Search the material for the string "drives", then return every line where it is found.

## start

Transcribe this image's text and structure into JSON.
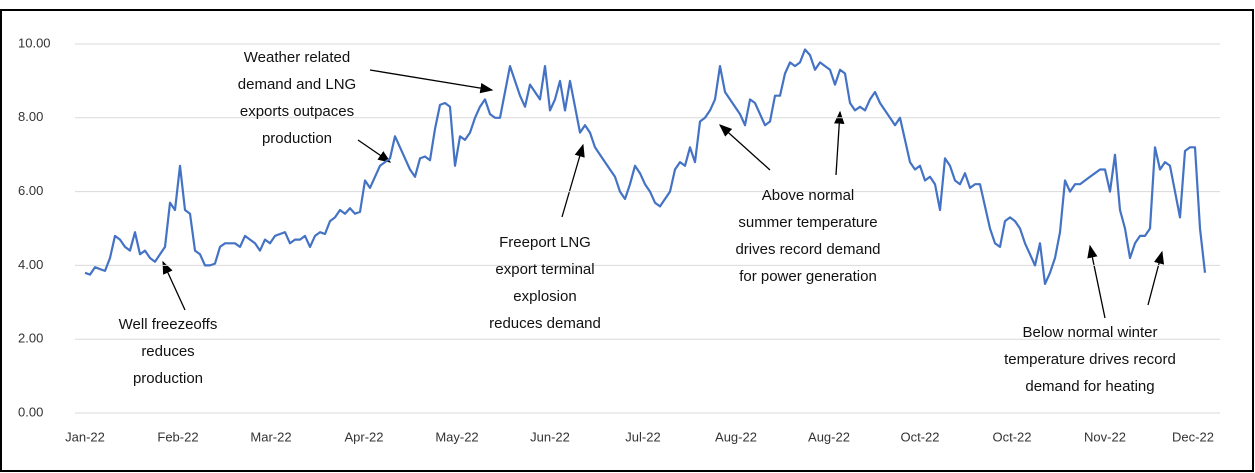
{
  "chart_data": {
    "type": "line",
    "color": "#4472c4",
    "grid": true,
    "ylim": [
      0,
      10
    ],
    "yticks": [
      {
        "value": 0,
        "label": "0.00"
      },
      {
        "value": 2,
        "label": "2.00"
      },
      {
        "value": 4,
        "label": "4.00"
      },
      {
        "value": 6,
        "label": "6.00"
      },
      {
        "value": 8,
        "label": "8.00"
      },
      {
        "value": 10,
        "label": "10.00"
      }
    ],
    "xlim": [
      0,
      224
    ],
    "xticks": [
      {
        "value": 0,
        "label": "Jan-22"
      },
      {
        "value": 18.6,
        "label": "Feb-22"
      },
      {
        "value": 37.2,
        "label": "Mar-22"
      },
      {
        "value": 55.8,
        "label": "Apr-22"
      },
      {
        "value": 74.4,
        "label": "May-22"
      },
      {
        "value": 93,
        "label": "Jun-22"
      },
      {
        "value": 111.6,
        "label": "Jul-22"
      },
      {
        "value": 130.2,
        "label": "Aug-22"
      },
      {
        "value": 148.8,
        "label": "Aug-22"
      },
      {
        "value": 167,
        "label": "Oct-22"
      },
      {
        "value": 185.4,
        "label": "Oct-22"
      },
      {
        "value": 204,
        "label": "Nov-22"
      },
      {
        "value": 221.6,
        "label": "Dec-22"
      }
    ],
    "values": [
      3.8,
      3.75,
      3.95,
      3.9,
      3.85,
      4.2,
      4.8,
      4.7,
      4.5,
      4.4,
      4.9,
      4.3,
      4.4,
      4.2,
      4.1,
      4.3,
      4.5,
      5.7,
      5.5,
      6.7,
      5.5,
      5.4,
      4.4,
      4.3,
      4.0,
      4.0,
      4.05,
      4.5,
      4.6,
      4.6,
      4.6,
      4.5,
      4.8,
      4.7,
      4.6,
      4.4,
      4.7,
      4.6,
      4.8,
      4.85,
      4.9,
      4.6,
      4.7,
      4.7,
      4.8,
      4.5,
      4.8,
      4.9,
      4.85,
      5.2,
      5.3,
      5.5,
      5.4,
      5.55,
      5.4,
      5.45,
      6.3,
      6.1,
      6.4,
      6.7,
      6.8,
      6.9,
      7.5,
      7.2,
      6.9,
      6.6,
      6.4,
      6.9,
      6.95,
      6.85,
      7.7,
      8.35,
      8.4,
      8.3,
      6.7,
      7.5,
      7.4,
      7.6,
      8.0,
      8.3,
      8.5,
      8.1,
      8.0,
      8.0,
      8.7,
      9.4,
      9.0,
      8.6,
      8.3,
      8.9,
      8.7,
      8.5,
      9.4,
      8.2,
      8.5,
      9.0,
      8.2,
      9.0,
      8.3,
      7.6,
      7.8,
      7.6,
      7.2,
      7.0,
      6.8,
      6.6,
      6.4,
      6.0,
      5.8,
      6.2,
      6.7,
      6.5,
      6.2,
      6.0,
      5.7,
      5.6,
      5.8,
      6.0,
      6.6,
      6.8,
      6.7,
      7.2,
      6.8,
      7.9,
      8.0,
      8.2,
      8.5,
      9.4,
      8.7,
      8.5,
      8.3,
      8.1,
      7.8,
      8.5,
      8.4,
      8.1,
      7.8,
      7.9,
      8.6,
      8.6,
      9.2,
      9.5,
      9.4,
      9.5,
      9.85,
      9.7,
      9.3,
      9.5,
      9.4,
      9.3,
      8.9,
      9.3,
      9.2,
      8.4,
      8.2,
      8.3,
      8.2,
      8.5,
      8.7,
      8.4,
      8.2,
      8.0,
      7.8,
      8.0,
      7.4,
      6.8,
      6.6,
      6.7,
      6.3,
      6.4,
      6.2,
      5.5,
      6.9,
      6.7,
      6.3,
      6.2,
      6.5,
      6.1,
      6.2,
      6.2,
      5.6,
      5.0,
      4.6,
      4.5,
      5.2,
      5.3,
      5.2,
      5.0,
      4.6,
      4.3,
      4.0,
      4.6,
      3.5,
      3.8,
      4.2,
      4.9,
      6.3,
      6.0,
      6.2,
      6.2,
      6.3,
      6.4,
      6.5,
      6.6,
      6.6,
      6.0,
      7.0,
      5.5,
      5.0,
      4.2,
      4.6,
      4.8,
      4.8,
      5.0,
      7.2,
      6.6,
      6.8,
      6.7,
      6.0,
      5.3,
      7.1,
      7.2,
      7.2,
      5.0,
      3.8
    ],
    "annotations": [
      {
        "lines": [
          "Well freezeoffs",
          "reduces",
          "production"
        ]
      },
      {
        "lines": [
          "Weather related",
          "demand and LNG",
          "exports outpaces",
          "production"
        ]
      },
      {
        "lines": [
          "Freeport LNG",
          "export terminal",
          "explosion",
          "reduces demand"
        ]
      },
      {
        "lines": [
          "Above normal",
          "summer temperature",
          "drives record demand",
          "for power generation"
        ]
      },
      {
        "lines": [
          "Below normal winter",
          "temperature drives record",
          "demand for heating"
        ]
      }
    ]
  }
}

## end

Answer to this task:
          "drives record demand",
          "temperature drives record",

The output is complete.